In the material below, list every line carrying the string "voice".

━━ Records supplied ━━

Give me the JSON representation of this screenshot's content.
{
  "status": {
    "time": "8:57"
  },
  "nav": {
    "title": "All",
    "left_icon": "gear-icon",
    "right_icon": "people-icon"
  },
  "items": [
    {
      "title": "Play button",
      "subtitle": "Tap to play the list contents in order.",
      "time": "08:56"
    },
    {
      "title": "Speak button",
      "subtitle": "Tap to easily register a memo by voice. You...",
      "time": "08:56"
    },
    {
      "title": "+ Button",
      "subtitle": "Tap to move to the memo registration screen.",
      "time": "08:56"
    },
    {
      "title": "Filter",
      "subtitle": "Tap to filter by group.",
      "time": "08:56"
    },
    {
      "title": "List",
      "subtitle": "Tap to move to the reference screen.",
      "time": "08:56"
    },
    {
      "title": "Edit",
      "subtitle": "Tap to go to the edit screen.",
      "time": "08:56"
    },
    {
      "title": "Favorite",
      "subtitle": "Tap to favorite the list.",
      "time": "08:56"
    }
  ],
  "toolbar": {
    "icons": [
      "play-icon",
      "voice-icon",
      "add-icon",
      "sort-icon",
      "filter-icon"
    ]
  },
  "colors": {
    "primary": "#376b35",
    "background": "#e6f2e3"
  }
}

━━━

▶ [Result]:
      "subtitle": "Tap to easily register a memo by voice. You...",
      "voice-icon",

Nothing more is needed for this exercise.